Quote the passage on African migrants in Yemen word for word, from "He said his" to "origin, he said.".

START Source extract

African migrants end up in miserable conditions in Yemen. Mohammed al-Jabri/IRIN

Poverty-stricken African migrants - mostly from the Horn of Africa - have been streaming into Yemen for the past 16 years. Now the Yemeni government says, with its limited resources, it is no longer able to receive new arrivals.

“They [the African migrants] are a burden on the services the Yemeni government gives to its citizens... Security authorities have to intensively monitor the 2,500km coastline, and watch the country’s borders to stop infiltration into neighbouring countries, where there are job opportunities. [Yemen has agreements with neighbouring countries on the mutual protection of borders]. Also, the presence of African migrants increases unemployment,” Yemen’s Foreign Minister Abu Bakr al-Qirbi told IRIN.

He said his country had requested in 2007 increased funding from donor countries to cope with the migrants. “By the end of 2007, some US$10 million was donated for the African refugees in Yemen,” he said.

The minister would not specify the exact amount needed, but he said the funds received so far were insufficient to provide services such as health and education to all new arrivals.

An official at the Ministry of the Interior who spoke on condition of anonymity told IRIN the security authorities were worried about the prospect of African migrants and refugees, especially Somalis claiming to be of Yemeni origin, settling permanently in Yemen.

Some 70 percent of the roughly half a million Somali refugees in Yemen have not been registered at centres run by the UN Refugee Agency (UNHCR). They say they are of Yemeni origin, he said.

There are seven UNHCR centres for registering African migrants - one each in the governorates of Sanaa, Aden, Taiz, Hadhramaut, al-Hudeidah and two in Shabwa. They are operated jointly by the government and the UNHCR. Registration at these centres is not compulsory.

END Source extract
START Listed records

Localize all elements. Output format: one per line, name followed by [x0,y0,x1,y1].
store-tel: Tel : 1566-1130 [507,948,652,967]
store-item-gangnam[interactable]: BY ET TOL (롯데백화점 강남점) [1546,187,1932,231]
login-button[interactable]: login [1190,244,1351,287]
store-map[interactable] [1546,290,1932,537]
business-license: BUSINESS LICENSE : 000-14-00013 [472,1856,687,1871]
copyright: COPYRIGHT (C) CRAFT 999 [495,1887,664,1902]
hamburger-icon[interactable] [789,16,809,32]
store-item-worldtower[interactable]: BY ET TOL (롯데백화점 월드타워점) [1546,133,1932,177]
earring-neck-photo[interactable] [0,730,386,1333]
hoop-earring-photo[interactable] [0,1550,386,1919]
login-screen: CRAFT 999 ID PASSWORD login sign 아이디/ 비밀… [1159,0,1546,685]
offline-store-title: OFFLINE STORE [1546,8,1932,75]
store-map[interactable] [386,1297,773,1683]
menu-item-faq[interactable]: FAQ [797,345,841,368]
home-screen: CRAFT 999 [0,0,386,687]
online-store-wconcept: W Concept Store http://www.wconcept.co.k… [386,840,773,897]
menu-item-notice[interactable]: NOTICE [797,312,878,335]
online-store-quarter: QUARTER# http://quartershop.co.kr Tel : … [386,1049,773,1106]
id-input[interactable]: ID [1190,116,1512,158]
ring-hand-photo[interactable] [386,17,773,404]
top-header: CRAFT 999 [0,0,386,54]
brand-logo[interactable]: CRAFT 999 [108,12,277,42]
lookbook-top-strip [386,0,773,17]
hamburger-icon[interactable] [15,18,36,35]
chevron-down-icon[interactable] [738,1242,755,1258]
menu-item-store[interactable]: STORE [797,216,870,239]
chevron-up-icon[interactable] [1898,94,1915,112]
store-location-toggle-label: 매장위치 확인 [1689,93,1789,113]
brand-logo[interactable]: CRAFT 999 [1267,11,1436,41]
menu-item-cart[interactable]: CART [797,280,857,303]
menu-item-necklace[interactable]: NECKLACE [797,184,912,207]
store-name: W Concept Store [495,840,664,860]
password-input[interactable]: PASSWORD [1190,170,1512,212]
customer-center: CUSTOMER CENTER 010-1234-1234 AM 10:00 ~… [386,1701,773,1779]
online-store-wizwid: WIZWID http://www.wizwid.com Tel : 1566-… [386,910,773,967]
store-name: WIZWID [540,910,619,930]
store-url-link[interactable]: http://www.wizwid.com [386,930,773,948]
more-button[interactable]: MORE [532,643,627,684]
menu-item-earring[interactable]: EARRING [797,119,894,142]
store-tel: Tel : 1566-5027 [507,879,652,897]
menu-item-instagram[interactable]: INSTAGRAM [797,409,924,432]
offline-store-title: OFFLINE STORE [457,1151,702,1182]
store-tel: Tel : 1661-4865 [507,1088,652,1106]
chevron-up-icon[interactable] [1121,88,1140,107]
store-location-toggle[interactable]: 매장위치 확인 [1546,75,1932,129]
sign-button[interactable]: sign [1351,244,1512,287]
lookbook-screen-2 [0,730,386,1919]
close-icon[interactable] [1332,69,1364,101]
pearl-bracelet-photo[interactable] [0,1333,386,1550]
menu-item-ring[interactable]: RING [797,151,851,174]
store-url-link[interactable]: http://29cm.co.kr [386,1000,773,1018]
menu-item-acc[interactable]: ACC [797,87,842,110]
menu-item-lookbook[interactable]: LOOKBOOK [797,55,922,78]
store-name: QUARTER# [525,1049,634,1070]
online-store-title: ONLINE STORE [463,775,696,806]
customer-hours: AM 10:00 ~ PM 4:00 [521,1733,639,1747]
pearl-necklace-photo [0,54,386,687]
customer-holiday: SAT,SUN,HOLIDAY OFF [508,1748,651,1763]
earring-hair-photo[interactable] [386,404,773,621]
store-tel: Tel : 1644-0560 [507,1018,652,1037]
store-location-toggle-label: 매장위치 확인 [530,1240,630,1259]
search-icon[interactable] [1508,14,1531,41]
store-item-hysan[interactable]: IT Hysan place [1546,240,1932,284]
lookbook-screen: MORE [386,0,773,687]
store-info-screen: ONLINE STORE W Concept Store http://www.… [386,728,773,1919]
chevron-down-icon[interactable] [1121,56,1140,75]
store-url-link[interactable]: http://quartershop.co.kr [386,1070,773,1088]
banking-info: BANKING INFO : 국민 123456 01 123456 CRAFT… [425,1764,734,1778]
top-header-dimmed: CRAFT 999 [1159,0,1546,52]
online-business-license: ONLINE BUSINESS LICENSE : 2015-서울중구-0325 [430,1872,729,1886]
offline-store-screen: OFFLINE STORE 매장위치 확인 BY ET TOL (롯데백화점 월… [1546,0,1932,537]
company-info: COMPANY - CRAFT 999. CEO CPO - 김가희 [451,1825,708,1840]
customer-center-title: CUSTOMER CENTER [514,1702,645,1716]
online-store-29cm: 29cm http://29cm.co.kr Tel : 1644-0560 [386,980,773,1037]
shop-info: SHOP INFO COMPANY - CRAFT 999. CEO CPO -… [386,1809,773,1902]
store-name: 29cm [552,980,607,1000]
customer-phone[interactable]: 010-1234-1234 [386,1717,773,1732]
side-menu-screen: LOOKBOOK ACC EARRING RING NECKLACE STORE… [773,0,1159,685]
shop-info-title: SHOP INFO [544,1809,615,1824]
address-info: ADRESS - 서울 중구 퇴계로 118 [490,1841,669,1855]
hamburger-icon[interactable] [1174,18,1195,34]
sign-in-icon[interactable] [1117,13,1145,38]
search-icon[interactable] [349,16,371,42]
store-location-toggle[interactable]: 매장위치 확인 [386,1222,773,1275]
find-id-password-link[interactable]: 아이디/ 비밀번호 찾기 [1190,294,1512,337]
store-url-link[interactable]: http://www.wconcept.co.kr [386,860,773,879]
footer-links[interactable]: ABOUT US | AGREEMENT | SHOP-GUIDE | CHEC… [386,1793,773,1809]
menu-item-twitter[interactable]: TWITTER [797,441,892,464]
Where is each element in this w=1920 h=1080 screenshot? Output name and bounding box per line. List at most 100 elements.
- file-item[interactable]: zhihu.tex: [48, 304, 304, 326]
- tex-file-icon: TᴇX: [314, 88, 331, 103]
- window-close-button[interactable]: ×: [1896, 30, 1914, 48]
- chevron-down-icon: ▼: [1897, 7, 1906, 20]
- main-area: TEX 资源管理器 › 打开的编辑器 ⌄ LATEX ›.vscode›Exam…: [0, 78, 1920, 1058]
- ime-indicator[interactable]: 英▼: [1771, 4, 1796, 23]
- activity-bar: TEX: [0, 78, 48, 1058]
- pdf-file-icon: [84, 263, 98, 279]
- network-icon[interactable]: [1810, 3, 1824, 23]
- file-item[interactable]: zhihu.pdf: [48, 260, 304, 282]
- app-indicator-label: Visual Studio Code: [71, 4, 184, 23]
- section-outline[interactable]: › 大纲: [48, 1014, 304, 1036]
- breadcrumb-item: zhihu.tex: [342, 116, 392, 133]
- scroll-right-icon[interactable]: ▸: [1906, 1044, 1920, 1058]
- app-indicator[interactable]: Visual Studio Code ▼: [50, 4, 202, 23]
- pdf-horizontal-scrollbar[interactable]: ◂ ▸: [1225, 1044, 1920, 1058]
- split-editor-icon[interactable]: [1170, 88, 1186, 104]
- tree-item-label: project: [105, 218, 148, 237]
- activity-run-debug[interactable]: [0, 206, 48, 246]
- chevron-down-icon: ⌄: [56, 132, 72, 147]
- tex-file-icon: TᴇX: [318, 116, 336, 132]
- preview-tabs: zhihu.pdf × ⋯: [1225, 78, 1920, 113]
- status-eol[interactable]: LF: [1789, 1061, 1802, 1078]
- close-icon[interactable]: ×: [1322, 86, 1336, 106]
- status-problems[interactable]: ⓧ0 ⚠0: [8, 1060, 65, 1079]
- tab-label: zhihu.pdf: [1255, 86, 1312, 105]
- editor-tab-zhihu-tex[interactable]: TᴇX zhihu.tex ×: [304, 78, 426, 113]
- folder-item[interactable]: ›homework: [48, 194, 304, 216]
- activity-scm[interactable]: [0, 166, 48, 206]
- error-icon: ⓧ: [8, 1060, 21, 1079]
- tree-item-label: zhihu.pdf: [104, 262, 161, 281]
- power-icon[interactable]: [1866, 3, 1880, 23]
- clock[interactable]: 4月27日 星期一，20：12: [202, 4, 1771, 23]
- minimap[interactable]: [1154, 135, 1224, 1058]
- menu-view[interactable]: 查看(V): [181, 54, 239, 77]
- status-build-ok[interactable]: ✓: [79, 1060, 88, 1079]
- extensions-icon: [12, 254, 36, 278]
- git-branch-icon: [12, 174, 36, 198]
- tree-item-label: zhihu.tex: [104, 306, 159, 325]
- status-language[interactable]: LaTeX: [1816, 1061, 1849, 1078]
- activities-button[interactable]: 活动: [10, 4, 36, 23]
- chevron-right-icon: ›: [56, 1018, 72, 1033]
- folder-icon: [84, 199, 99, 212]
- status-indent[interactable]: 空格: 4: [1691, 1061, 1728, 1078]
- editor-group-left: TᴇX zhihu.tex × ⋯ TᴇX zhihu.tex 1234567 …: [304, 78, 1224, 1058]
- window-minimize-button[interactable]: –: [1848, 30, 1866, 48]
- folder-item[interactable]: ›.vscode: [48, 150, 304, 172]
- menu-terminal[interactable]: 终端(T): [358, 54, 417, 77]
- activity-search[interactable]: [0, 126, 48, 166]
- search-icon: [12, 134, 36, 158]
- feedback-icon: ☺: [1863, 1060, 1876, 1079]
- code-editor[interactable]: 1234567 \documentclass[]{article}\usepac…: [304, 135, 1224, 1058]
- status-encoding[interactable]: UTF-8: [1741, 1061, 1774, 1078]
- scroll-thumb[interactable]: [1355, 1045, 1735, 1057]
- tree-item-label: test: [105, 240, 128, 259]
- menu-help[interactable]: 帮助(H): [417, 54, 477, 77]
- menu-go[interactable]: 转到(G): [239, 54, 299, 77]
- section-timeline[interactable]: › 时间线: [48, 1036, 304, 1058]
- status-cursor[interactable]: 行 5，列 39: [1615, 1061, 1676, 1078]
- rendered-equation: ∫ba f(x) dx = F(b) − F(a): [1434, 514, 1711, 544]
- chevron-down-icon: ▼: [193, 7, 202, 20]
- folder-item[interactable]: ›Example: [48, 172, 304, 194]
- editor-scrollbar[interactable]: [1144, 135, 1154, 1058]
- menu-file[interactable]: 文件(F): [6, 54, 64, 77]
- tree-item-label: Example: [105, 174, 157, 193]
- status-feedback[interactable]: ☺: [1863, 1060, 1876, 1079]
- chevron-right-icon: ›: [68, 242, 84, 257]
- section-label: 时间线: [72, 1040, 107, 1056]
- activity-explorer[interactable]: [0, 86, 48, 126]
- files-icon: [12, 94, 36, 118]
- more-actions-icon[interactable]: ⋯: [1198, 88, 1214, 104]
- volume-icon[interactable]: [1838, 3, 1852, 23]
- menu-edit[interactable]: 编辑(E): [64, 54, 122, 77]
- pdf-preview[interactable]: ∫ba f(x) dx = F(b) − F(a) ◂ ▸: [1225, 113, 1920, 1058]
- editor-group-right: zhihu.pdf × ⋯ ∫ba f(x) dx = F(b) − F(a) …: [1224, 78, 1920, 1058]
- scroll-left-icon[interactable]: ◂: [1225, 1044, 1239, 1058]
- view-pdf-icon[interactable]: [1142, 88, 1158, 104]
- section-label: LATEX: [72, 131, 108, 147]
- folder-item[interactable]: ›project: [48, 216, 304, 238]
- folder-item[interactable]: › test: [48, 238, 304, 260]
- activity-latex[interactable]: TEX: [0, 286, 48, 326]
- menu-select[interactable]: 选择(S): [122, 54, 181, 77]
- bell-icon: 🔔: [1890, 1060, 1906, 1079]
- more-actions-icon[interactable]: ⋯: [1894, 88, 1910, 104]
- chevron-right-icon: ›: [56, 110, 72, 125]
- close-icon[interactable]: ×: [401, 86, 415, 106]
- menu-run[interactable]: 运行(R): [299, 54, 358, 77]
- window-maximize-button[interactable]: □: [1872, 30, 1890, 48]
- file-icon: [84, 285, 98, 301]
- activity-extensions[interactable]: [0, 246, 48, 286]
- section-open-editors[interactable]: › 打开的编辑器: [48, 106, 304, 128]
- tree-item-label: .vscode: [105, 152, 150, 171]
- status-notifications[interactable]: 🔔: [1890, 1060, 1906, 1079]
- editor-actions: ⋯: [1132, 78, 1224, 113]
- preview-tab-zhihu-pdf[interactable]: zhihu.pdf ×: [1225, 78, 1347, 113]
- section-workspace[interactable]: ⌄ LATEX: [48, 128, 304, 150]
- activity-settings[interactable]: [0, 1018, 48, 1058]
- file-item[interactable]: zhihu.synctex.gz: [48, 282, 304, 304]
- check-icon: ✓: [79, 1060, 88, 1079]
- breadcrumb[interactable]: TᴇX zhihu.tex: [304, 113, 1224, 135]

END Listed records

- [Response to this exercise]:
He said his country had requested in 2007 increased funding from donor countries to cope with the migrants. “By the end of 2007, some US$10 million was donated for the African refugees in Yemen,” he said.

The minister would not specify the exact amount needed, but he said the funds received so far were insufficient to provide services such as health and education to all new arrivals.

An official at the Ministry of the Interior who spoke on condition of anonymity told IRIN the security authorities were worried about the prospect of African migrants and refugees, especially Somalis claiming to be of Yemeni origin, settling permanently in Yemen.

Some 70 percent of the roughly half a million Somali refugees in Yemen have not been registered at centres run by the UN Refugee Agency (UNHCR). They say they are of Yemeni origin, he said.